Copy out the records in full, word for word, without pictures.

Entries from a visual dataset |
□ □ □ □ □ □ □
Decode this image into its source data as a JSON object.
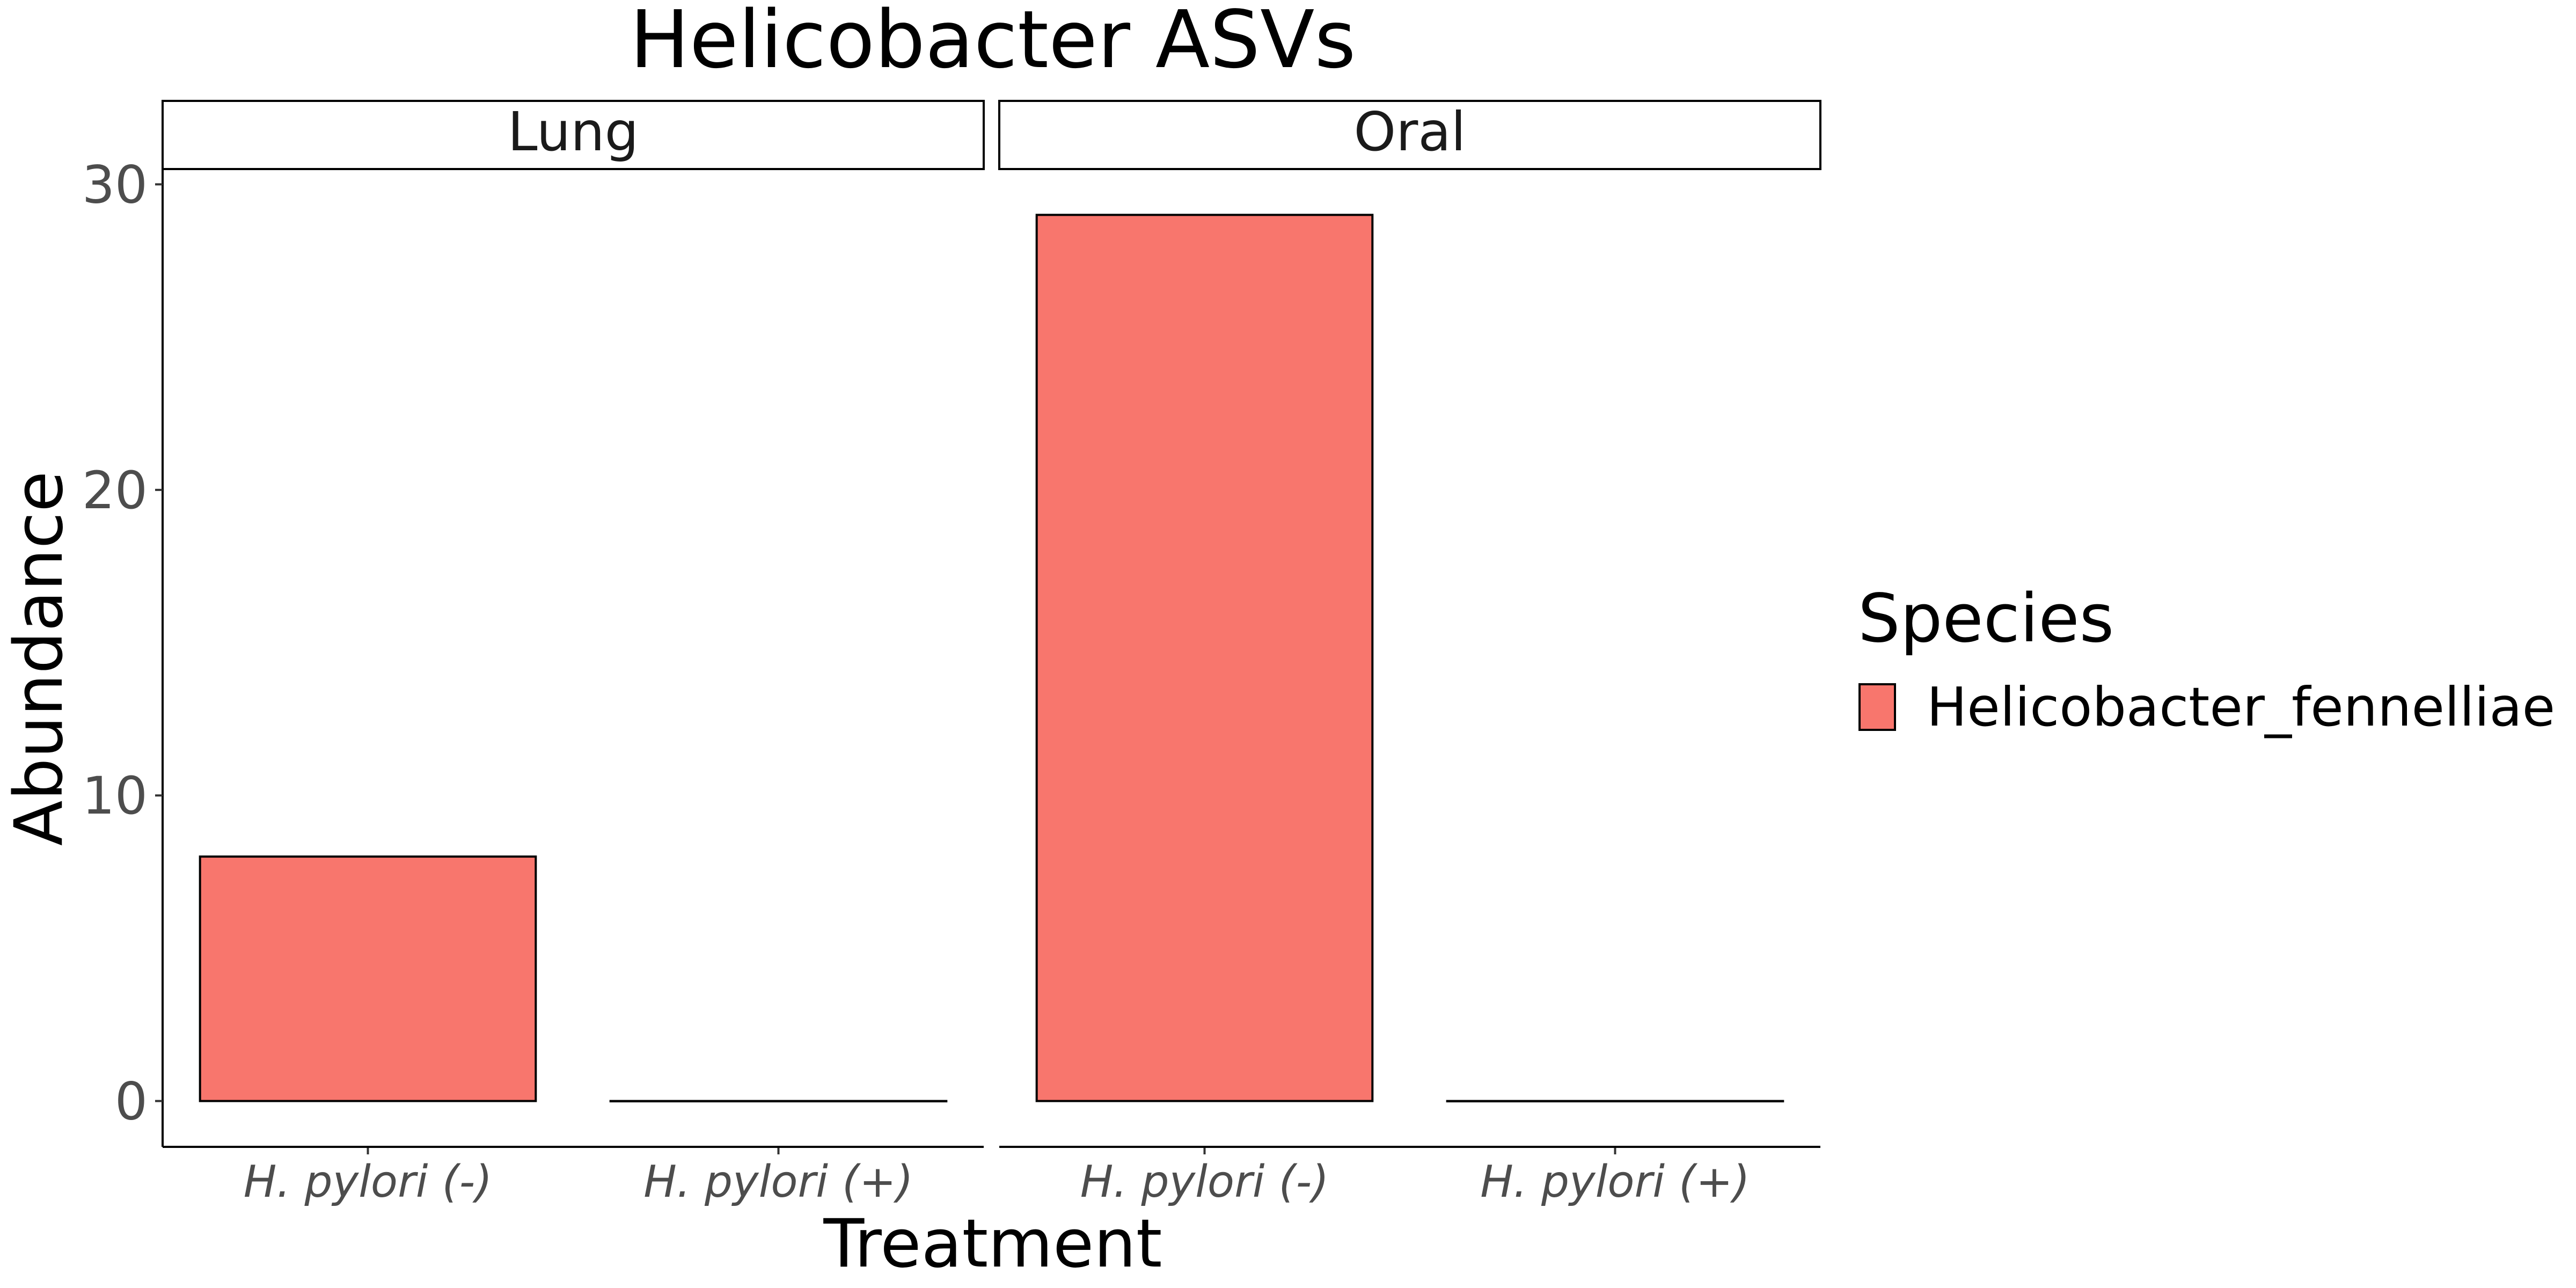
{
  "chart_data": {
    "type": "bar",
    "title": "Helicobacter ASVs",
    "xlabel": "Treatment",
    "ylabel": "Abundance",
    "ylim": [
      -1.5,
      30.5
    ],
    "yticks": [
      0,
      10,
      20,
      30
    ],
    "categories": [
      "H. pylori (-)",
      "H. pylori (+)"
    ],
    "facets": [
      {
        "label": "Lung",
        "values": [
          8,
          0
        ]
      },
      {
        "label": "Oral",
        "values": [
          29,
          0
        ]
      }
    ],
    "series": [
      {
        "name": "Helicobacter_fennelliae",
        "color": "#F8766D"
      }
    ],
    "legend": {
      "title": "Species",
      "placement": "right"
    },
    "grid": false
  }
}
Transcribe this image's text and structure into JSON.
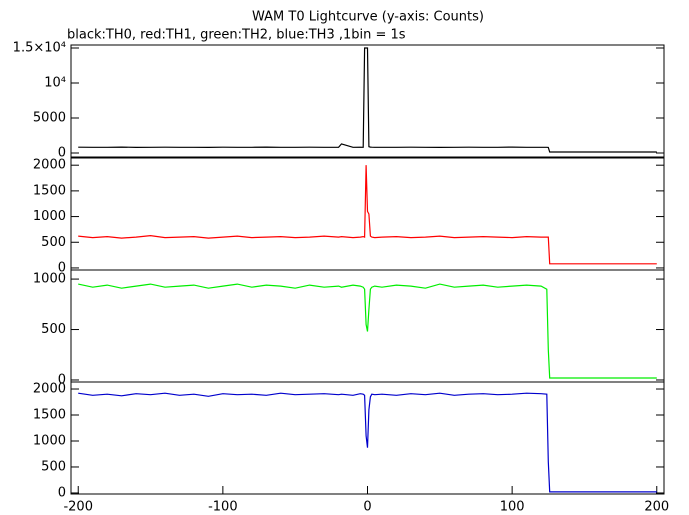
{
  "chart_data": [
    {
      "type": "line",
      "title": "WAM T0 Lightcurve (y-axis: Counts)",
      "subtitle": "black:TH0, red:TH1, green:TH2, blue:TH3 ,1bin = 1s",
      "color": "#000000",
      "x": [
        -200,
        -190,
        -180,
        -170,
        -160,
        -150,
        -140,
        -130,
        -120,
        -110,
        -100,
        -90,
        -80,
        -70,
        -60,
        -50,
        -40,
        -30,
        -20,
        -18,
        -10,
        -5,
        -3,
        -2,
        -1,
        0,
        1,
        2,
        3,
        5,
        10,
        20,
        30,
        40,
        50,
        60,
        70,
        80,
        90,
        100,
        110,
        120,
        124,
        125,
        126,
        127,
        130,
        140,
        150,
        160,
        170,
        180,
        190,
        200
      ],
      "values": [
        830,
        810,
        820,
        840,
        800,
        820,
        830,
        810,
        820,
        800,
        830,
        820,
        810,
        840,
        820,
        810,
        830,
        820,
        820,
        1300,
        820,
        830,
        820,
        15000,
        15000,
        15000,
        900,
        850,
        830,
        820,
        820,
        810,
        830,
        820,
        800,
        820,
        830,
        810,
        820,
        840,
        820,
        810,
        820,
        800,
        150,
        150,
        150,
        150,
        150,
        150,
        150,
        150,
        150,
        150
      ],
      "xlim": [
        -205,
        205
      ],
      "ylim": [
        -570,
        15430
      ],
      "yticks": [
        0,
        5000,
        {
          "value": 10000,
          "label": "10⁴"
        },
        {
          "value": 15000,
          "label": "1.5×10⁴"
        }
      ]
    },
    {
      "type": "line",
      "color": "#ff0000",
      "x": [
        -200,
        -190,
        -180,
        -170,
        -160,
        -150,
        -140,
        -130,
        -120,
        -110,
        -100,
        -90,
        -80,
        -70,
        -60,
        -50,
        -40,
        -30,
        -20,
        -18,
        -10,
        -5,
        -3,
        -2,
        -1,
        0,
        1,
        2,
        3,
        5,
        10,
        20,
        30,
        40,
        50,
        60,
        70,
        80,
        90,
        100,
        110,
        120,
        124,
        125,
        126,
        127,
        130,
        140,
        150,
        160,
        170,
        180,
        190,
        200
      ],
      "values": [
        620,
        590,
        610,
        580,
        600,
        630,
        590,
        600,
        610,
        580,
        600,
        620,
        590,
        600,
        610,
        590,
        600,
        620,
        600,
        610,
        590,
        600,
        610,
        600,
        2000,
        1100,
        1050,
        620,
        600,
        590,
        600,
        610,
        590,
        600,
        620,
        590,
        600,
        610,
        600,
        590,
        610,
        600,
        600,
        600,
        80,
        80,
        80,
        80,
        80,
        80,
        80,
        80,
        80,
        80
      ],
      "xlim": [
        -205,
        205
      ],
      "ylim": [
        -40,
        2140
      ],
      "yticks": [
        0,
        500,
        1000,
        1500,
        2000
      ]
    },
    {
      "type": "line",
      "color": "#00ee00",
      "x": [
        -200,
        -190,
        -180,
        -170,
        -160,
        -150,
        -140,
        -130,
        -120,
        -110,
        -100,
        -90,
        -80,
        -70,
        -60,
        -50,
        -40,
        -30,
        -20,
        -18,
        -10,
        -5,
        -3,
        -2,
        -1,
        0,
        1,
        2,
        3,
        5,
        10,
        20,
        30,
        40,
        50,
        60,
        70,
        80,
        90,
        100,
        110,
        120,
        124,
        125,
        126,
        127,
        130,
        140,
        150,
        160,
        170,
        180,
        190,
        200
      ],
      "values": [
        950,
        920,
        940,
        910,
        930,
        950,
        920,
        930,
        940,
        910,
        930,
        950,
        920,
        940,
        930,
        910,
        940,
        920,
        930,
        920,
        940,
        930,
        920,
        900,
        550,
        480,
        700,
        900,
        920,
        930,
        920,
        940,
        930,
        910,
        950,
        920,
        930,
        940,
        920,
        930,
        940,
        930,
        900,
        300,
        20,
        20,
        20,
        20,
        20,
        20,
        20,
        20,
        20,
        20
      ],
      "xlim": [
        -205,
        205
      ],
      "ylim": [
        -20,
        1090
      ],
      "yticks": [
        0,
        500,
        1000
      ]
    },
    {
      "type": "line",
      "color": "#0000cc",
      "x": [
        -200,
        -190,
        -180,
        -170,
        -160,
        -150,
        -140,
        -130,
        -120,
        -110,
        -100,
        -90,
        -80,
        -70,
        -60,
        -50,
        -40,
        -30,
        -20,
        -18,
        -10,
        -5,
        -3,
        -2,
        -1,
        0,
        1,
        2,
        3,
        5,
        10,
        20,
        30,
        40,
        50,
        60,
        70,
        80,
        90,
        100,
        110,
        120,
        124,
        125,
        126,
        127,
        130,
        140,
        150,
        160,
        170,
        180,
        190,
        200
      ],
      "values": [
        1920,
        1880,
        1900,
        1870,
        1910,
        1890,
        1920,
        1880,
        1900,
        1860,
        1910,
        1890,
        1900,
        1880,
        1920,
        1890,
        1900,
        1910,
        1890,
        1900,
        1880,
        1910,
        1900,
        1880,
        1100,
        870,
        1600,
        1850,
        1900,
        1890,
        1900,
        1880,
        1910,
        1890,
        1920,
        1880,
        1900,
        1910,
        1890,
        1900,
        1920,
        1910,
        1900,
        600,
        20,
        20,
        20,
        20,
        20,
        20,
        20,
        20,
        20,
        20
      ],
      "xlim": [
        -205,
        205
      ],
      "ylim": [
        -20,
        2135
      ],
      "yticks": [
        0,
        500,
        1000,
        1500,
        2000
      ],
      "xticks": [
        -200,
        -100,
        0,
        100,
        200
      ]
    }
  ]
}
□ □ □ □ □ □ □
Answer for the task |
Decode this image into its source data as a JSON object.
{
  "chart_data": {
    "type": "bar",
    "title": "Helicobacter ASVs",
    "xlabel": "Treatment",
    "ylabel": "Abundance",
    "ylim": [
      -1.5,
      30.5
    ],
    "yticks": [
      0,
      10,
      20,
      30
    ],
    "categories": [
      "H. pylori (-)",
      "H. pylori (+)"
    ],
    "facets": [
      {
        "label": "Lung",
        "values": [
          8,
          0
        ]
      },
      {
        "label": "Oral",
        "values": [
          29,
          0
        ]
      }
    ],
    "series": [
      {
        "name": "Helicobacter_fennelliae",
        "color": "#F8766D"
      }
    ],
    "legend": {
      "title": "Species",
      "placement": "right"
    },
    "grid": false
  }
}
Transcribe this image's text and structure into JSON.
{
  "chart_data": [
    {
      "type": "line",
      "title": "WAM T0 Lightcurve (y-axis: Counts)",
      "subtitle": "black:TH0, red:TH1, green:TH2, blue:TH3 ,1bin = 1s",
      "color": "#000000",
      "x": [
        -200,
        -190,
        -180,
        -170,
        -160,
        -150,
        -140,
        -130,
        -120,
        -110,
        -100,
        -90,
        -80,
        -70,
        -60,
        -50,
        -40,
        -30,
        -20,
        -18,
        -10,
        -5,
        -3,
        -2,
        -1,
        0,
        1,
        2,
        3,
        5,
        10,
        20,
        30,
        40,
        50,
        60,
        70,
        80,
        90,
        100,
        110,
        120,
        124,
        125,
        126,
        127,
        130,
        140,
        150,
        160,
        170,
        180,
        190,
        200
      ],
      "values": [
        830,
        810,
        820,
        840,
        800,
        820,
        830,
        810,
        820,
        800,
        830,
        820,
        810,
        840,
        820,
        810,
        830,
        820,
        820,
        1300,
        820,
        830,
        820,
        15000,
        15000,
        15000,
        900,
        850,
        830,
        820,
        820,
        810,
        830,
        820,
        800,
        820,
        830,
        810,
        820,
        840,
        820,
        810,
        820,
        800,
        150,
        150,
        150,
        150,
        150,
        150,
        150,
        150,
        150,
        150
      ],
      "xlim": [
        -205,
        205
      ],
      "ylim": [
        -570,
        15430
      ],
      "yticks": [
        0,
        5000,
        {
          "value": 10000,
          "label": "10⁴"
        },
        {
          "value": 15000,
          "label": "1.5×10⁴"
        }
      ]
    },
    {
      "type": "line",
      "color": "#ff0000",
      "x": [
        -200,
        -190,
        -180,
        -170,
        -160,
        -150,
        -140,
        -130,
        -120,
        -110,
        -100,
        -90,
        -80,
        -70,
        -60,
        -50,
        -40,
        -30,
        -20,
        -18,
        -10,
        -5,
        -3,
        -2,
        -1,
        0,
        1,
        2,
        3,
        5,
        10,
        20,
        30,
        40,
        50,
        60,
        70,
        80,
        90,
        100,
        110,
        120,
        124,
        125,
        126,
        127,
        130,
        140,
        150,
        160,
        170,
        180,
        190,
        200
      ],
      "values": [
        620,
        590,
        610,
        580,
        600,
        630,
        590,
        600,
        610,
        580,
        600,
        620,
        590,
        600,
        610,
        590,
        600,
        620,
        600,
        610,
        590,
        600,
        610,
        600,
        2000,
        1100,
        1050,
        620,
        600,
        590,
        600,
        610,
        590,
        600,
        620,
        590,
        600,
        610,
        600,
        590,
        610,
        600,
        600,
        600,
        80,
        80,
        80,
        80,
        80,
        80,
        80,
        80,
        80,
        80
      ],
      "xlim": [
        -205,
        205
      ],
      "ylim": [
        -40,
        2140
      ],
      "yticks": [
        0,
        500,
        1000,
        1500,
        2000
      ]
    },
    {
      "type": "line",
      "color": "#00ee00",
      "x": [
        -200,
        -190,
        -180,
        -170,
        -160,
        -150,
        -140,
        -130,
        -120,
        -110,
        -100,
        -90,
        -80,
        -70,
        -60,
        -50,
        -40,
        -30,
        -20,
        -18,
        -10,
        -5,
        -3,
        -2,
        -1,
        0,
        1,
        2,
        3,
        5,
        10,
        20,
        30,
        40,
        50,
        60,
        70,
        80,
        90,
        100,
        110,
        120,
        124,
        125,
        126,
        127,
        130,
        140,
        150,
        160,
        170,
        180,
        190,
        200
      ],
      "values": [
        950,
        920,
        940,
        910,
        930,
        950,
        920,
        930,
        940,
        910,
        930,
        950,
        920,
        940,
        930,
        910,
        940,
        920,
        930,
        920,
        940,
        930,
        920,
        900,
        550,
        480,
        700,
        900,
        920,
        930,
        920,
        940,
        930,
        910,
        950,
        920,
        930,
        940,
        920,
        930,
        940,
        930,
        900,
        300,
        20,
        20,
        20,
        20,
        20,
        20,
        20,
        20,
        20,
        20
      ],
      "xlim": [
        -205,
        205
      ],
      "ylim": [
        -20,
        1090
      ],
      "yticks": [
        0,
        500,
        1000
      ]
    },
    {
      "type": "line",
      "color": "#0000cc",
      "x": [
        -200,
        -190,
        -180,
        -170,
        -160,
        -150,
        -140,
        -130,
        -120,
        -110,
        -100,
        -90,
        -80,
        -70,
        -60,
        -50,
        -40,
        -30,
        -20,
        -18,
        -10,
        -5,
        -3,
        -2,
        -1,
        0,
        1,
        2,
        3,
        5,
        10,
        20,
        30,
        40,
        50,
        60,
        70,
        80,
        90,
        100,
        110,
        120,
        124,
        125,
        126,
        127,
        130,
        140,
        150,
        160,
        170,
        180,
        190,
        200
      ],
      "values": [
        1920,
        1880,
        1900,
        1870,
        1910,
        1890,
        1920,
        1880,
        1900,
        1860,
        1910,
        1890,
        1900,
        1880,
        1920,
        1890,
        1900,
        1910,
        1890,
        1900,
        1880,
        1910,
        1900,
        1880,
        1100,
        870,
        1600,
        1850,
        1900,
        1890,
        1900,
        1880,
        1910,
        1890,
        1920,
        1880,
        1900,
        1910,
        1890,
        1900,
        1920,
        1910,
        1900,
        600,
        20,
        20,
        20,
        20,
        20,
        20,
        20,
        20,
        20,
        20
      ],
      "xlim": [
        -205,
        205
      ],
      "ylim": [
        -20,
        2135
      ],
      "yticks": [
        0,
        500,
        1000,
        1500,
        2000
      ],
      "xticks": [
        -200,
        -100,
        0,
        100,
        200
      ]
    }
  ]
}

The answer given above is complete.